==== The data ====

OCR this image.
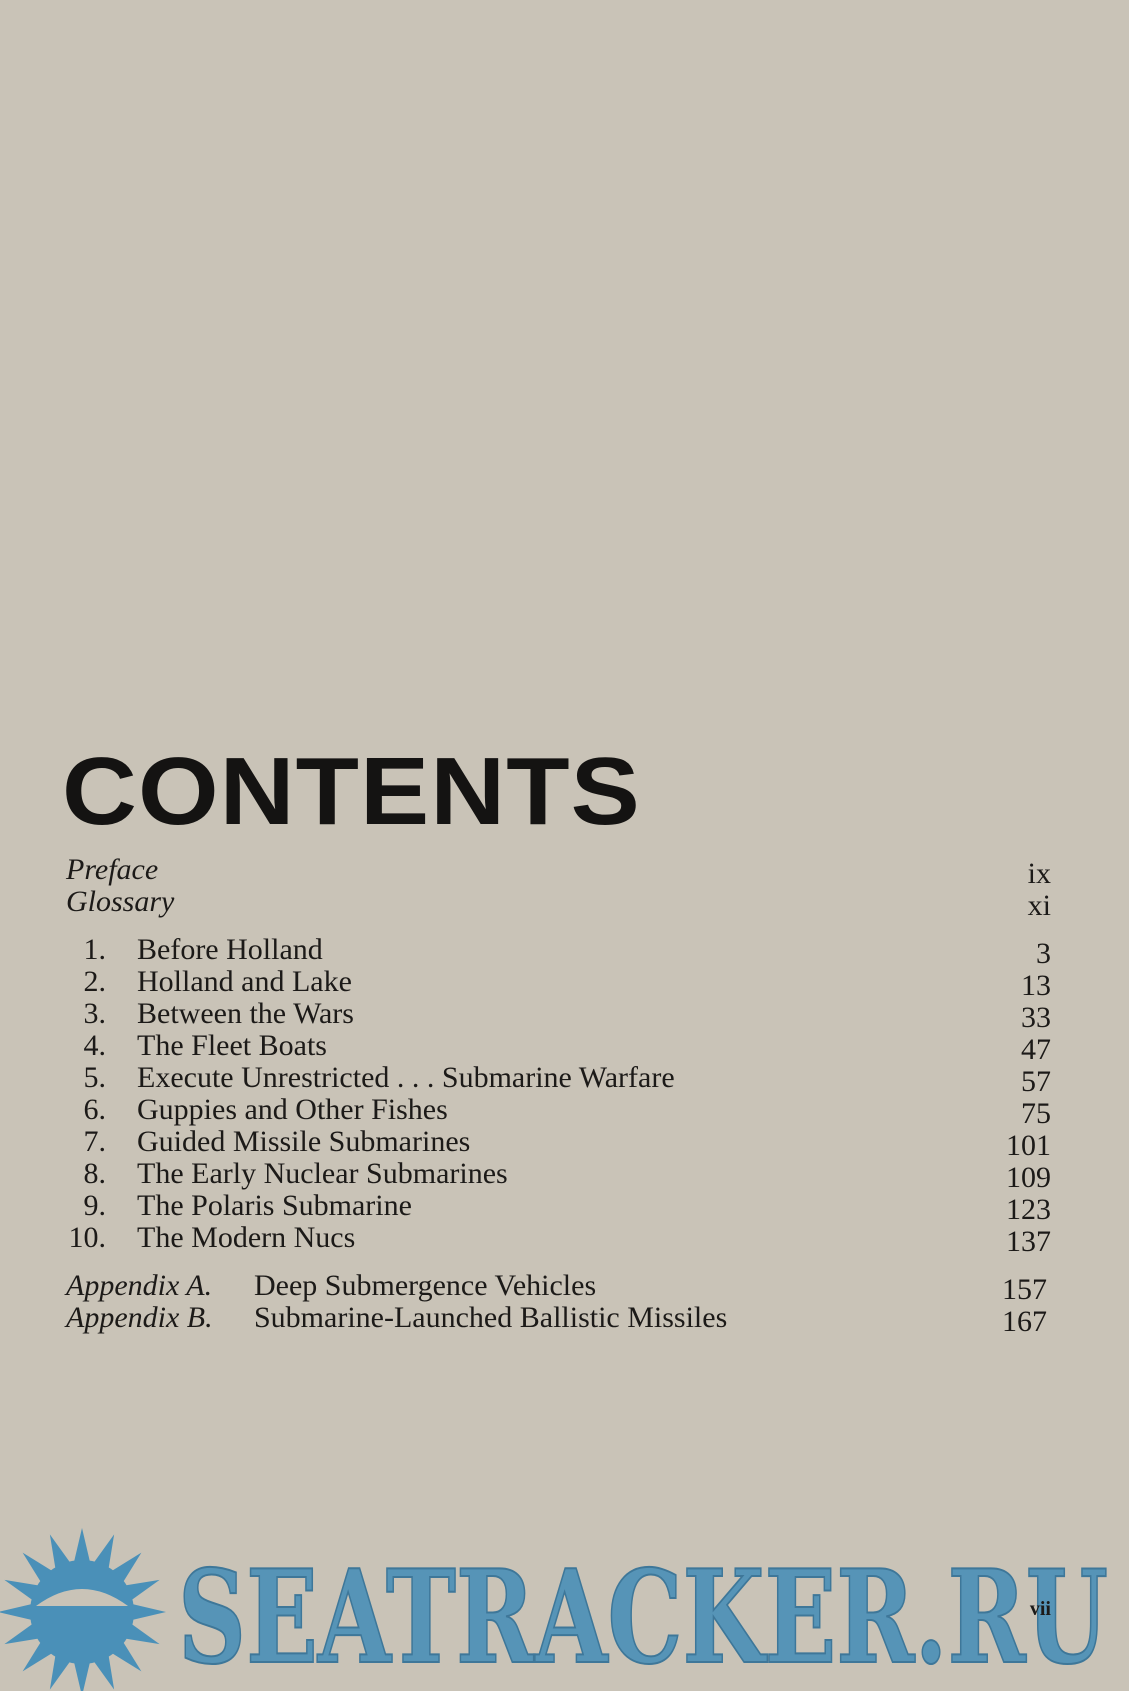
CONTENTS
Preface	ix
Glossary	xi
1. Before Holland	3
2. Holland and Lake	13
3. Between the Wars	33
4. The Fleet Boats	47
5. Execute Unrestricted . . . Submarine Warfare	57
6. Guppies and Other Fishes	75
7. Guided Missile Submarines	101
8. The Early Nuclear Submarines	109
9. The Polaris Submarine	123
10. The Modern Nucs	137
Appendix A. Deep Submergence Vehicles	157
Appendix B. Submarine-Launched Ballistic Missiles	167
SEATRACKER.RU
vii
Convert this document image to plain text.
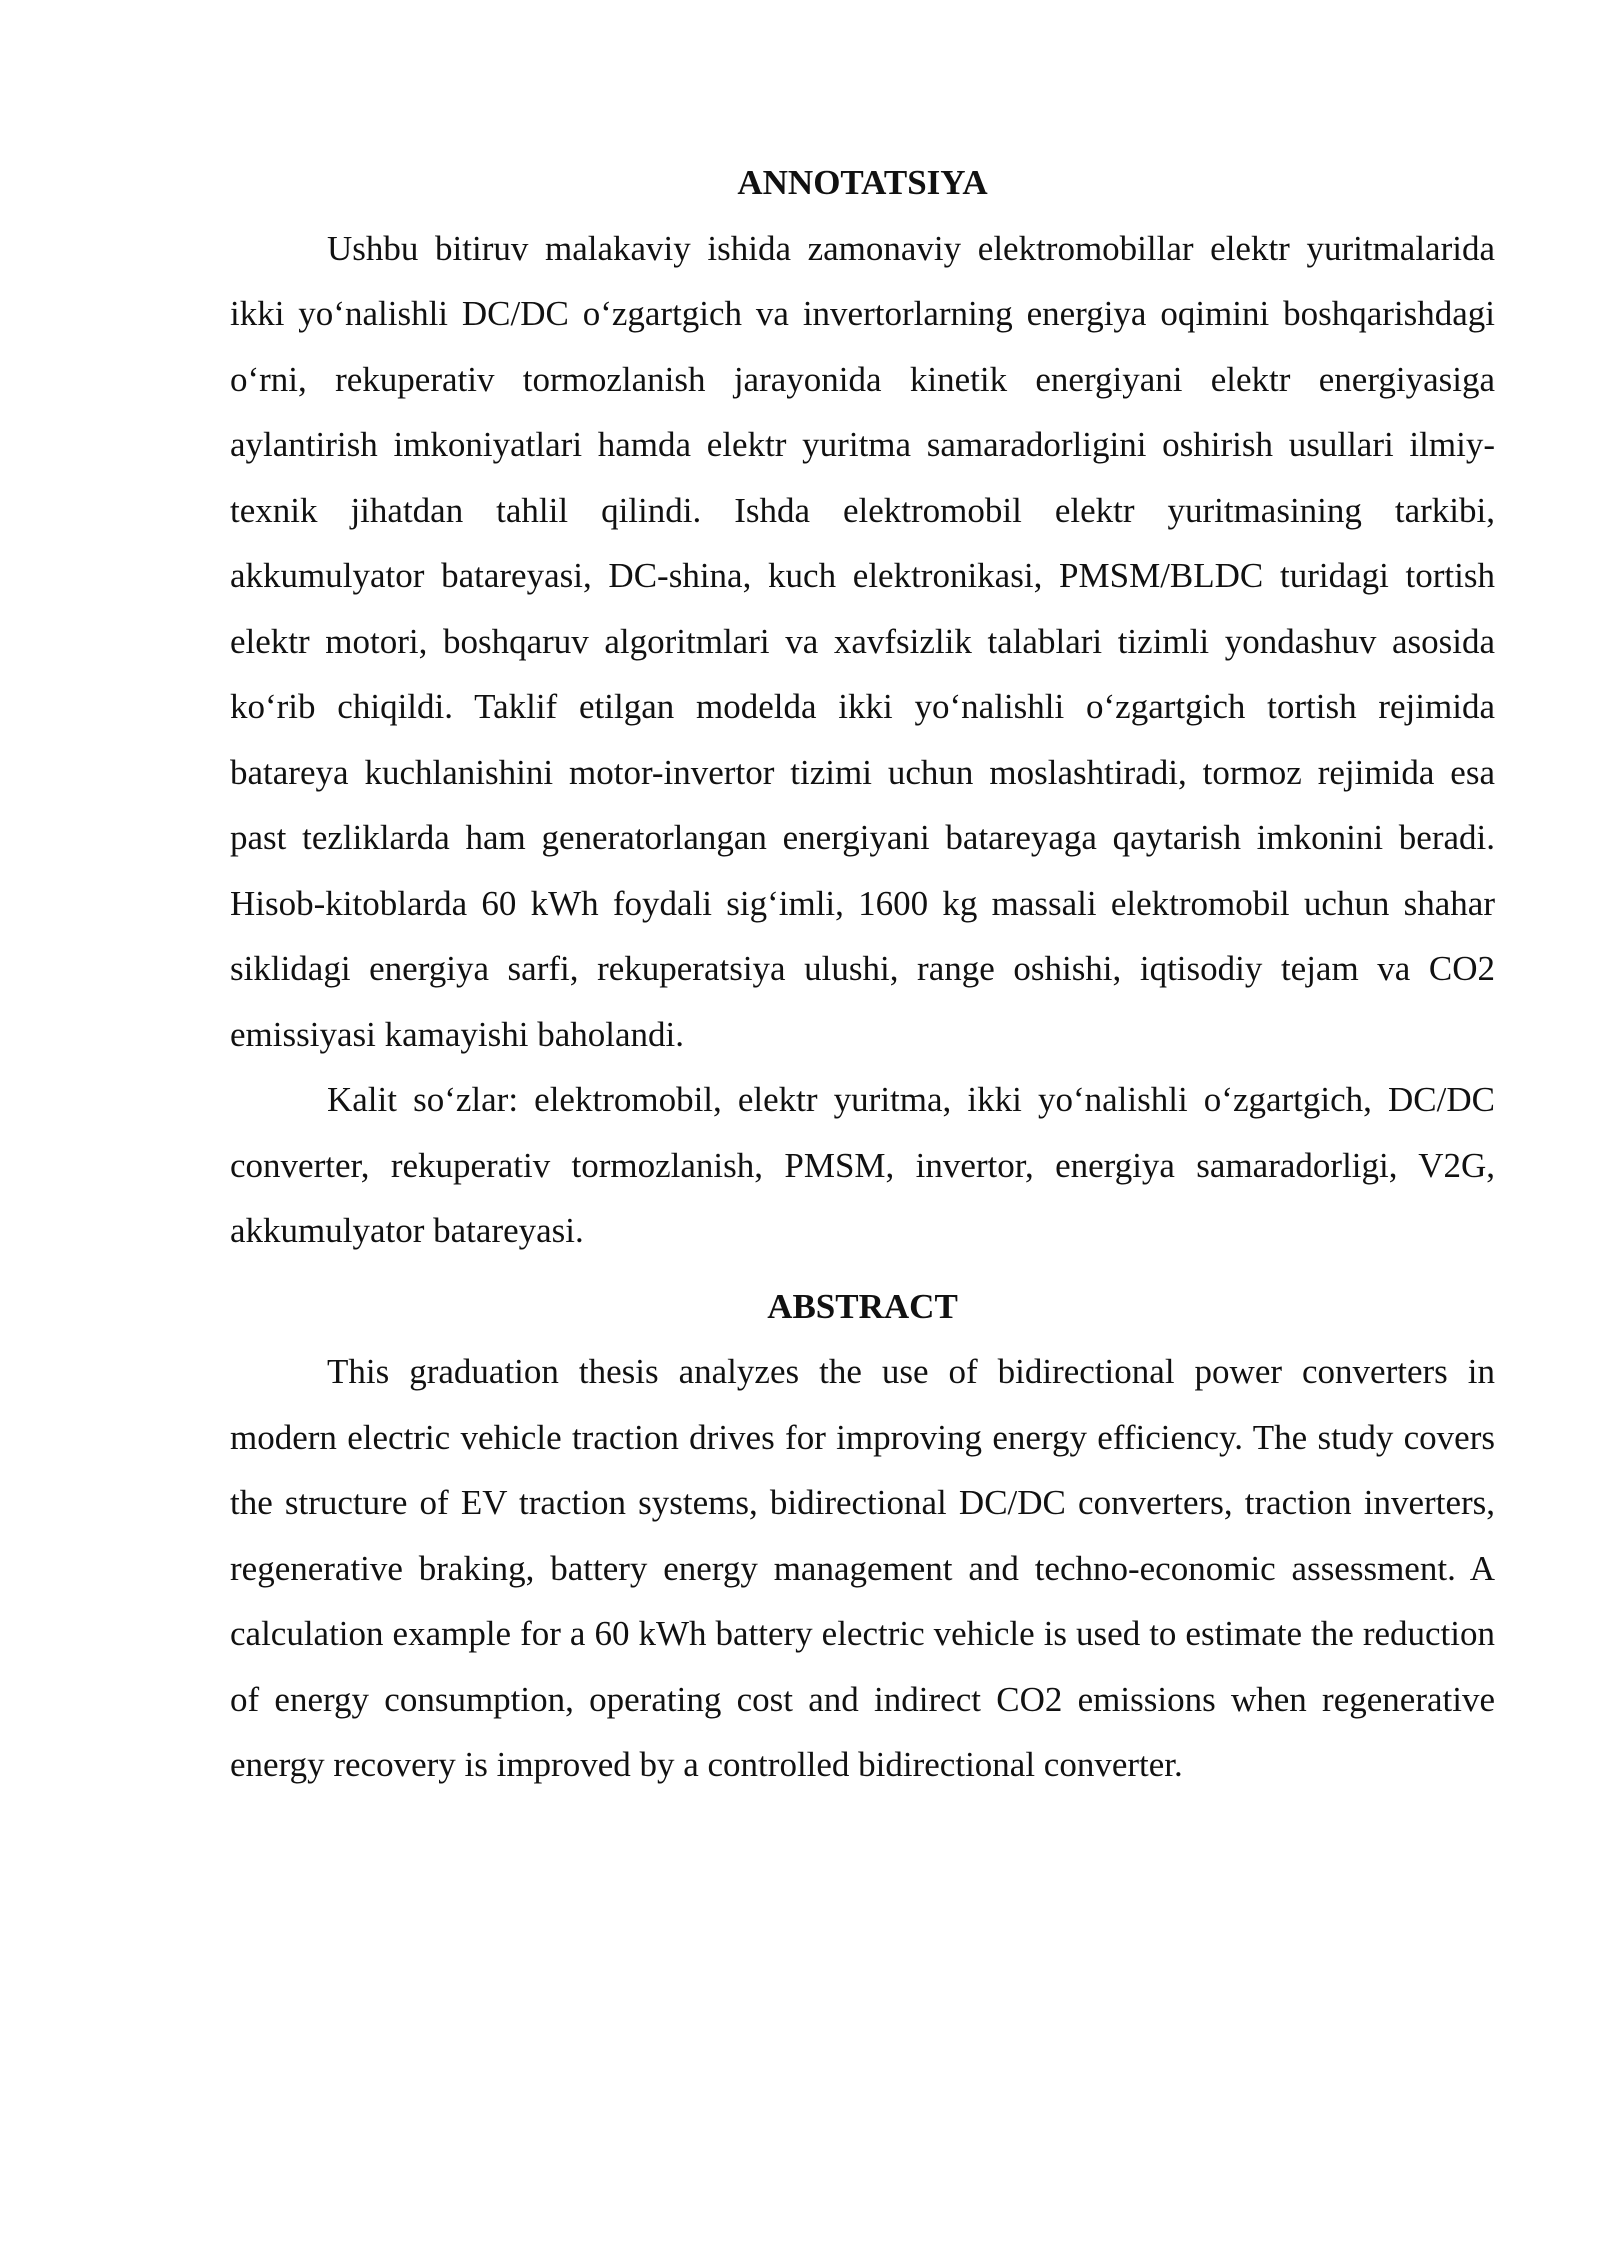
ANNOTATSIYA

Ushbu bitiruv malakaviy ishida zamonaviy elektromobillar elektr yuritmalarida ikki yo‘nalishli DC/DC o‘zgartgich va invertorlarning energiya oqimini boshqarishdagi o‘rni, rekuperativ tormozlanish jarayonida kinetik energiyani elektr energiyasiga aylantirish imkoniyatlari hamda elektr yuritma samaradorligini oshirish usullari ilmiy-texnik jihatdan tahlil qilindi. Ishda elektromobil elektr yuritmasining tarkibi, akkumulyator batareyasi, DC-shina, kuch elektronikasi, PMSM/BLDC turidagi tortish elektr motori, boshqaruv algoritmlari va xavfsizlik talablari tizimli yondashuv asosida ko‘rib chiqildi. Taklif etilgan modelda ikki yo‘nalishli o‘zgartgich tortish rejimida batareya kuchlanishini motor-invertor tizimi uchun moslashtiradi, tormoz rejimida esa past tezliklarda ham generatorlangan energiyani batareyaga qaytarish imkonini beradi. Hisob-kitoblarda 60 kWh foydali sig‘imli, 1600 kg massali elektromobil uchun shahar siklidagi energiya sarfi, rekuperatsiya ulushi, range oshishi, iqtisodiy tejam va CO2 emissiyasi kamayishi baholandi.

Kalit so‘zlar: elektromobil, elektr yuritma, ikki yo‘nalishli o‘zgartgich, DC/DC converter, rekuperativ tormozlanish, PMSM, invertor, energiya samaradorligi, V2G, akkumulyator batareyasi.

ABSTRACT

This graduation thesis analyzes the use of bidirectional power converters in modern electric vehicle traction drives for improving energy efficiency. The study covers the structure of EV traction systems, bidirectional DC/DC converters, traction inverters, regenerative braking, battery energy management and techno-economic assessment. A calculation example for a 60 kWh battery electric vehicle is used to estimate the reduction of energy consumption, operating cost and indirect CO2 emissions when regenerative energy recovery is improved by a controlled bidirectional converter.
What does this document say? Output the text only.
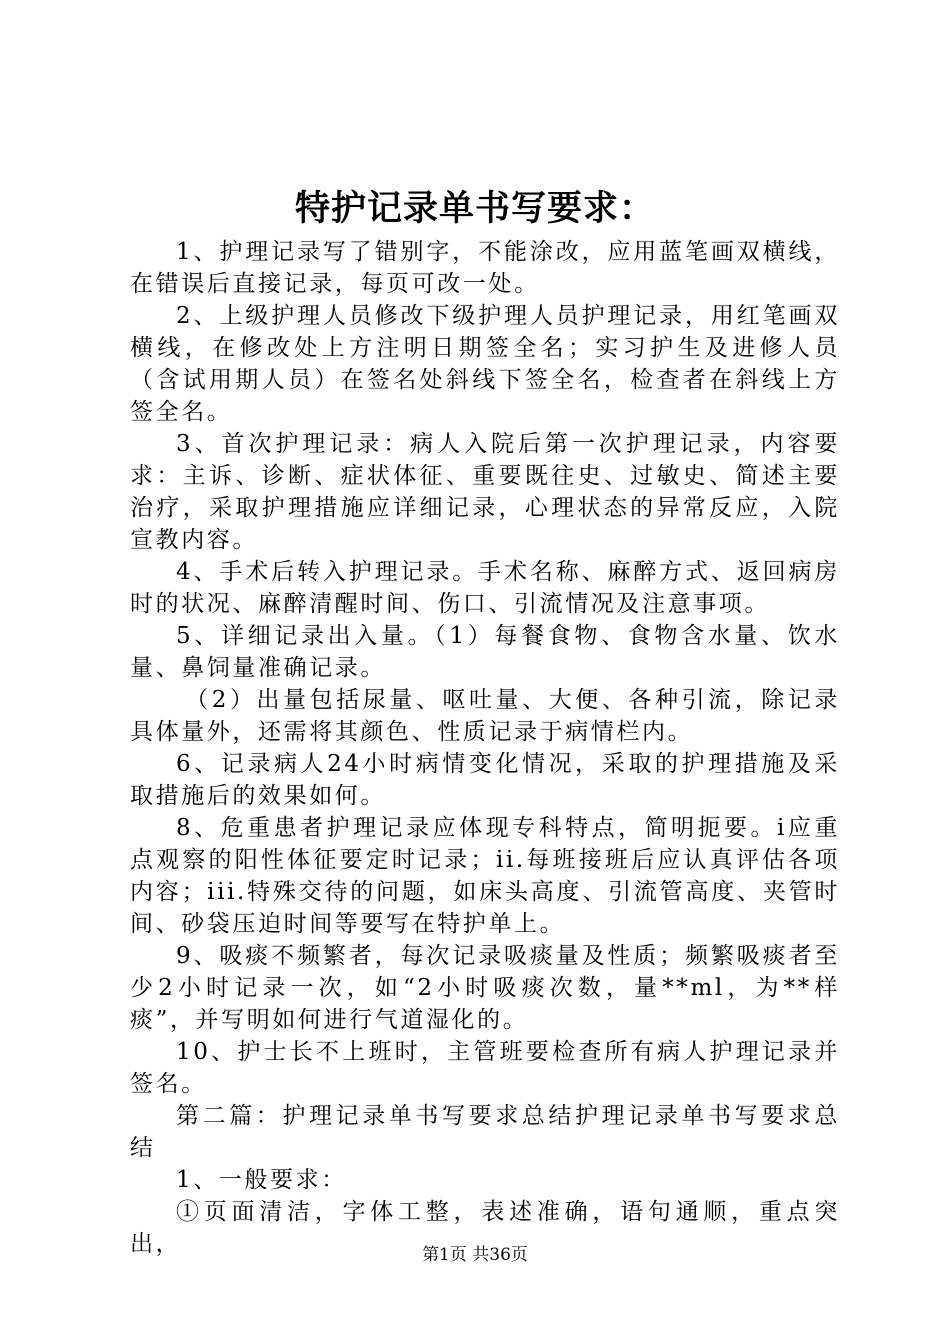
特护记录单书写要求：

1、护理记录写了错别字，不能涂改，应用蓝笔画双横线，在错误后直接记录，每页可改一处。

2、上级护理人员修改下级护理人员护理记录，用红笔画双横线，在修改处上方注明日期签全名；实习护生及进修人员（含试用期人员）在签名处斜线下签全名，检查者在斜线上方签全名。

3、首次护理记录：病人入院后第一次护理记录，内容要求：主诉、诊断、症状体征、重要既往史、过敏史、简述主要治疗，采取护理措施应详细记录，心理状态的异常反应，入院宣教内容。

4、手术后转入护理记录。手术名称、麻醉方式、返回病房时的状况、麻醉清醒时间、伤口、引流情况及注意事项。

5、详细记录出入量。（1）每餐食物、食物含水量、饮水量、鼻饲量准确记录。

（2）出量包括尿量、呕吐量、大便、各种引流，除记录具体量外，还需将其颜色、性质记录于病情栏内。

6、记录病人24小时病情变化情况，采取的护理措施及采取措施后的效果如何。

8、危重患者护理记录应体现专科特点，简明扼要。i应重点观察的阳性体征要定时记录；ii.每班接班后应认真评估各项内容；iii.特殊交待的问题，如床头高度、引流管高度、夹管时间、砂袋压迫时间等要写在特护单上。

9、吸痰不频繁者，每次记录吸痰量及性质；频繁吸痰者至少2小时记录一次，如“2小时吸痰次数，量**ml，为**样痰”，并写明如何进行气道湿化的。

10、护士长不上班时，主管班要检查所有病人护理记录并签名。

第二篇：护理记录单书写要求总结护理记录单书写要求总结

1、一般要求：

①页面清洁，字体工整，表述准确，语句通顺，重点突出，	第1页 共36页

====

§ **Prompt**: Output the data above without changes, apart from leaving out the pictures.

§ **The answer**:
OCR this image.
CONTENTS
Preface	ix
Glossary	xi
1. Before Holland	3
2. Holland and Lake	13
3. Between the Wars	33
4. The Fleet Boats	47
5. Execute Unrestricted . . . Submarine Warfare	57
6. Guppies and Other Fishes	75
7. Guided Missile Submarines	101
8. The Early Nuclear Submarines	109
9. The Polaris Submarine	123
10. The Modern Nucs	137
Appendix A. Deep Submergence Vehicles	157
Appendix B. Submarine-Launched Ballistic Missiles	167
SEATRACKER.RU
vii
Convert this document image to plain text.
ANNOTATSIYA

Ushbu bitiruv malakaviy ishida zamonaviy elektromobillar elektr yuritmalarida ikki yo‘nalishli DC/DC o‘zgartgich va invertorlarning energiya oqimini boshqarishdagi o‘rni, rekuperativ tormozlanish jarayonida kinetik energiyani elektr energiyasiga aylantirish imkoniyatlari hamda elektr yuritma samaradorligini oshirish usullari ilmiy-texnik jihatdan tahlil qilindi. Ishda elektromobil elektr yuritmasining tarkibi, akkumulyator batareyasi, DC-shina, kuch elektronikasi, PMSM/BLDC turidagi tortish elektr motori, boshqaruv algoritmlari va xavfsizlik talablari tizimli yondashuv asosida ko‘rib chiqildi. Taklif etilgan modelda ikki yo‘nalishli o‘zgartgich tortish rejimida batareya kuchlanishini motor-invertor tizimi uchun moslashtiradi, tormoz rejimida esa past tezliklarda ham generatorlangan energiyani batareyaga qaytarish imkonini beradi. Hisob-kitoblarda 60 kWh foydali sig‘imli, 1600 kg massali elektromobil uchun shahar siklidagi energiya sarfi, rekuperatsiya ulushi, range oshishi, iqtisodiy tejam va CO2 emissiyasi kamayishi baholandi.

Kalit so‘zlar: elektromobil, elektr yuritma, ikki yo‘nalishli o‘zgartgich, DC/DC converter, rekuperativ tormozlanish, PMSM, invertor, energiya samaradorligi, V2G, akkumulyator batareyasi.

ABSTRACT

This graduation thesis analyzes the use of bidirectional power converters in modern electric vehicle traction drives for improving energy efficiency. The study covers the structure of EV traction systems, bidirectional DC/DC converters, traction inverters, regenerative braking, battery energy management and techno-economic assessment. A calculation example for a 60 kWh battery electric vehicle is used to estimate the reduction of energy consumption, operating cost and indirect CO2 emissions when regenerative energy recovery is improved by a controlled bidirectional converter.
What does this document say? Output the text only.
特护记录单书写要求：

1、护理记录写了错别字，不能涂改，应用蓝笔画双横线，在错误后直接记录，每页可改一处。

2、上级护理人员修改下级护理人员护理记录，用红笔画双横线，在修改处上方注明日期签全名；实习护生及进修人员（含试用期人员）在签名处斜线下签全名，检查者在斜线上方签全名。

3、首次护理记录：病人入院后第一次护理记录，内容要求：主诉、诊断、症状体征、重要既往史、过敏史、简述主要治疗，采取护理措施应详细记录，心理状态的异常反应，入院宣教内容。

4、手术后转入护理记录。手术名称、麻醉方式、返回病房时的状况、麻醉清醒时间、伤口、引流情况及注意事项。

5、详细记录出入量。（1）每餐食物、食物含水量、饮水量、鼻饲量准确记录。

（2）出量包括尿量、呕吐量、大便、各种引流，除记录具体量外，还需将其颜色、性质记录于病情栏内。

6、记录病人24小时病情变化情况，采取的护理措施及采取措施后的效果如何。

8、危重患者护理记录应体现专科特点，简明扼要。i应重点观察的阳性体征要定时记录；ii.每班接班后应认真评估各项内容；iii.特殊交待的问题，如床头高度、引流管高度、夹管时间、砂袋压迫时间等要写在特护单上。

9、吸痰不频繁者，每次记录吸痰量及性质；频繁吸痰者至少2小时记录一次，如“2小时吸痰次数，量**ml，为**样痰”，并写明如何进行气道湿化的。

10、护士长不上班时，主管班要检查所有病人护理记录并签名。

第二篇：护理记录单书写要求总结护理记录单书写要求总结

1、一般要求：

①页面清洁，字体工整，表述准确，语句通顺，重点突出，	第1页 共36页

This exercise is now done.